__Material shown__.
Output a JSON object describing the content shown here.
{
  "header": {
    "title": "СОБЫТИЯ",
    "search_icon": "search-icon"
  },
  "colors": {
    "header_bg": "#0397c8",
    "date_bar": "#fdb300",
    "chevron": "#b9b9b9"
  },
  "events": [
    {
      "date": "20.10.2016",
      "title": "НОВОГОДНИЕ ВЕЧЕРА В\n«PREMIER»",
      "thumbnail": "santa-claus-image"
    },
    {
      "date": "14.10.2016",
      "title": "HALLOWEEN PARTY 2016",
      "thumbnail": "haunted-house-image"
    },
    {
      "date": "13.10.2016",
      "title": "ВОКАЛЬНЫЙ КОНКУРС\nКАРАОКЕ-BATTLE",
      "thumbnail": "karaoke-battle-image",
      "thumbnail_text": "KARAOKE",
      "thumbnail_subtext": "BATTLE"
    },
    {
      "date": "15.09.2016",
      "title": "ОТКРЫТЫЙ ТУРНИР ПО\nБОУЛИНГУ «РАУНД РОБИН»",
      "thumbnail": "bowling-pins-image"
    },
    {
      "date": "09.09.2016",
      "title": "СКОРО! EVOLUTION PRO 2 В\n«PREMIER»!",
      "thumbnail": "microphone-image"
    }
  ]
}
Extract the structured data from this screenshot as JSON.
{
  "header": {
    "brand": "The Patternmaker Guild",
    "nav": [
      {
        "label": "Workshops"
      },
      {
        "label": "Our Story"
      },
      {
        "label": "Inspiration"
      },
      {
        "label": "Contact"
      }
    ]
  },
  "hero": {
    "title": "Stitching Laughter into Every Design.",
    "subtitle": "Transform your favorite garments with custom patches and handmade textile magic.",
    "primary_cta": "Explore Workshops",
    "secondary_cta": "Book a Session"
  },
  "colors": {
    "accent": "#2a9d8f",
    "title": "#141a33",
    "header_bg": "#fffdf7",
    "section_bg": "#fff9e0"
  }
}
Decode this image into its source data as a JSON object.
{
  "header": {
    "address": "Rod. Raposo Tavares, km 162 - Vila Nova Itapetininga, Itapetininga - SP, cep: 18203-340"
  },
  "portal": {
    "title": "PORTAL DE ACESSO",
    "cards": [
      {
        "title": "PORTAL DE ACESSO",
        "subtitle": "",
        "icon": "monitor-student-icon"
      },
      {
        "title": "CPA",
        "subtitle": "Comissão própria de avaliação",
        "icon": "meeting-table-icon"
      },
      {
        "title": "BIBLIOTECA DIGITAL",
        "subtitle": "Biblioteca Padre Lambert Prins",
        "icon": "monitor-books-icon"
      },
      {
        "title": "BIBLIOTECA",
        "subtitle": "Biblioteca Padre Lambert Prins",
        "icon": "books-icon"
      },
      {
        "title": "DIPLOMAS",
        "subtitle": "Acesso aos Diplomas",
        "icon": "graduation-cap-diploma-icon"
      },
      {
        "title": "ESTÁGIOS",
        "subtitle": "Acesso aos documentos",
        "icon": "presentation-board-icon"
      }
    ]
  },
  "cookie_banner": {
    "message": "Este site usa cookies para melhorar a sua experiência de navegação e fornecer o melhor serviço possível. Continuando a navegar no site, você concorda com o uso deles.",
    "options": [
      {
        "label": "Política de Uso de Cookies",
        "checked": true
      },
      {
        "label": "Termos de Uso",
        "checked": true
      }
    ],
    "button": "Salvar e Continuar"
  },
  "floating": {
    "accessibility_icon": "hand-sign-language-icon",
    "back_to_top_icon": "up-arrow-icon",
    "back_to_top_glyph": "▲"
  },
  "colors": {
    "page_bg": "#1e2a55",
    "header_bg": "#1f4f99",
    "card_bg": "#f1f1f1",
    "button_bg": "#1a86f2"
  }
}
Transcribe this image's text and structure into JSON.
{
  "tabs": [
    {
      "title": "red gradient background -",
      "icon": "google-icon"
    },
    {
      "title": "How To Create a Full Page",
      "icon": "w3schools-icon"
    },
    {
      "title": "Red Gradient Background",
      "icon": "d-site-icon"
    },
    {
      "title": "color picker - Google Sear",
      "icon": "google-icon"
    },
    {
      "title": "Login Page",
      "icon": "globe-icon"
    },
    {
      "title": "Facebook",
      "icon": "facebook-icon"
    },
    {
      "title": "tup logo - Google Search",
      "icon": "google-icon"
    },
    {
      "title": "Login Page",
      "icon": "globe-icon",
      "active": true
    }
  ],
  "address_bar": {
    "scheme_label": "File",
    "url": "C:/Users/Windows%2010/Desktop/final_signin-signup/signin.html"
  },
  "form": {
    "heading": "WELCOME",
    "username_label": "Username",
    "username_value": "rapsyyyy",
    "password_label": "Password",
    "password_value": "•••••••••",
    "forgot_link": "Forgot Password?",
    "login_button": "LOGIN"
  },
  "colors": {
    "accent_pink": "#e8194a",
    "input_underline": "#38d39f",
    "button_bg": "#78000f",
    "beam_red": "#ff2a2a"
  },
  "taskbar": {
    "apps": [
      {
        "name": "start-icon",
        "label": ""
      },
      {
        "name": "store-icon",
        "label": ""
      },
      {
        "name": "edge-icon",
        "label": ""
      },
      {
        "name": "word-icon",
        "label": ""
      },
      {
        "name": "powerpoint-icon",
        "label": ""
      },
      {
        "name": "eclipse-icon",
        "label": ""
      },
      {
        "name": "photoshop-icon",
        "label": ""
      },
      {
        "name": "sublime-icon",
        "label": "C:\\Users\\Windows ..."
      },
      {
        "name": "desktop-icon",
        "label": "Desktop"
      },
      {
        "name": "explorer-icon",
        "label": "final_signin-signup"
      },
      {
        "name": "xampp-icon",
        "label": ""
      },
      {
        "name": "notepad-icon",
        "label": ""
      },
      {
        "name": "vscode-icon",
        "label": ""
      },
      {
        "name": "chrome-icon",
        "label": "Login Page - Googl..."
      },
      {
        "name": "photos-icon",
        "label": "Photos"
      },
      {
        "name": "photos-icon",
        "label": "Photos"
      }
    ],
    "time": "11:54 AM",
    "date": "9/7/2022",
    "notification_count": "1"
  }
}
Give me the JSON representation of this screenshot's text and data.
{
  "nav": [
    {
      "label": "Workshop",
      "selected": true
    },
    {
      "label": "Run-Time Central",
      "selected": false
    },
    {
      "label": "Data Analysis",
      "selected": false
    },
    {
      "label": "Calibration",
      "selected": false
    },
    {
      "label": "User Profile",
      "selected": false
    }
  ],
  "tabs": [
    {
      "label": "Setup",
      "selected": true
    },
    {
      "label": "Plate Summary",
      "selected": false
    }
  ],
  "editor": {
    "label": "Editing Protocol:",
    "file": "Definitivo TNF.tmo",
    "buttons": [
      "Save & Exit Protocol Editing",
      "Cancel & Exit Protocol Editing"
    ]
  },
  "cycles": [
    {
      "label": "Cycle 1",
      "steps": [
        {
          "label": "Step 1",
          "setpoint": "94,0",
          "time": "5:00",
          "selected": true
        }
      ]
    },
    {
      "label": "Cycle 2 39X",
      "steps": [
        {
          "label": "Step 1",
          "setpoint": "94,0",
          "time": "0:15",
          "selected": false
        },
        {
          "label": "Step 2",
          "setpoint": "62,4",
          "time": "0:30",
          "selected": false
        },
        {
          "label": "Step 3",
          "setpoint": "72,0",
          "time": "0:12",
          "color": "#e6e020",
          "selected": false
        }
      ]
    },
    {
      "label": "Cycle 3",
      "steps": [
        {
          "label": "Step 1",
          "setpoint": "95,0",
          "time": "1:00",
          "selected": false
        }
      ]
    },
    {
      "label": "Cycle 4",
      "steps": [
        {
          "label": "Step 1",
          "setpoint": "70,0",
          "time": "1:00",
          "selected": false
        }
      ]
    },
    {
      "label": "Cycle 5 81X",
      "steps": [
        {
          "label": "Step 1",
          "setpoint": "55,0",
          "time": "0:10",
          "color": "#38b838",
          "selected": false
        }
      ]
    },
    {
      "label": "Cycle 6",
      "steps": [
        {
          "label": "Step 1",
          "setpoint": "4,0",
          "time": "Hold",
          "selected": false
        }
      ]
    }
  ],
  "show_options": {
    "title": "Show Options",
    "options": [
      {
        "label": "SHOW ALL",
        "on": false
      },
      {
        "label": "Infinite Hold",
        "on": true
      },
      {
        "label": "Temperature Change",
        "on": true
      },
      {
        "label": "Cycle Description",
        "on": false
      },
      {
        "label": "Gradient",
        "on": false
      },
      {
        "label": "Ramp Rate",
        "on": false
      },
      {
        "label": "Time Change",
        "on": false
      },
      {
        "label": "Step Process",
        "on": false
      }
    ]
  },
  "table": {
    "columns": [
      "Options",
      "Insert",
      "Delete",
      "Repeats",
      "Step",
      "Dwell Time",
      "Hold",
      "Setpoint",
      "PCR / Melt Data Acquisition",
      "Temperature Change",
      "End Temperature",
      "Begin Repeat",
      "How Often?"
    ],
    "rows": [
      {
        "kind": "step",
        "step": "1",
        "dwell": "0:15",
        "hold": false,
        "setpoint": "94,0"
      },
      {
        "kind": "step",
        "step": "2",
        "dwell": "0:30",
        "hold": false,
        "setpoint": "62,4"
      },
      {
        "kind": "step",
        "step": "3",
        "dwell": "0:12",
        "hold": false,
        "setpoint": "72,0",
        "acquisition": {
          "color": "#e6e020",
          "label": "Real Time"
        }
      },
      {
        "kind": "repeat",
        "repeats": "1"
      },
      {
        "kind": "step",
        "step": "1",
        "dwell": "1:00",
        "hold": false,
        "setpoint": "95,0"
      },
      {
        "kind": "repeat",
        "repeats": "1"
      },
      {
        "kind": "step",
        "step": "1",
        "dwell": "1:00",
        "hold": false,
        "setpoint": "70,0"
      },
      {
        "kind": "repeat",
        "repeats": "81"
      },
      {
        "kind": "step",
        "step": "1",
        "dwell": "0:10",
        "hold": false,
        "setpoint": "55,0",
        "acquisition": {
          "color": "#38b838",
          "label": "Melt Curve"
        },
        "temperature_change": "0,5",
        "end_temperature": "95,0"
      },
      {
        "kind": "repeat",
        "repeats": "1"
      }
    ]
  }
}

__Task to complete__. Scan the material above. Copy each line where "Users" occurs.

__Exercise output__.
    "url": "C:/Users/Windows%2010/Desktop/final_signin-signup/signin.html"
        "label": "C:\\Users\\Windows ..."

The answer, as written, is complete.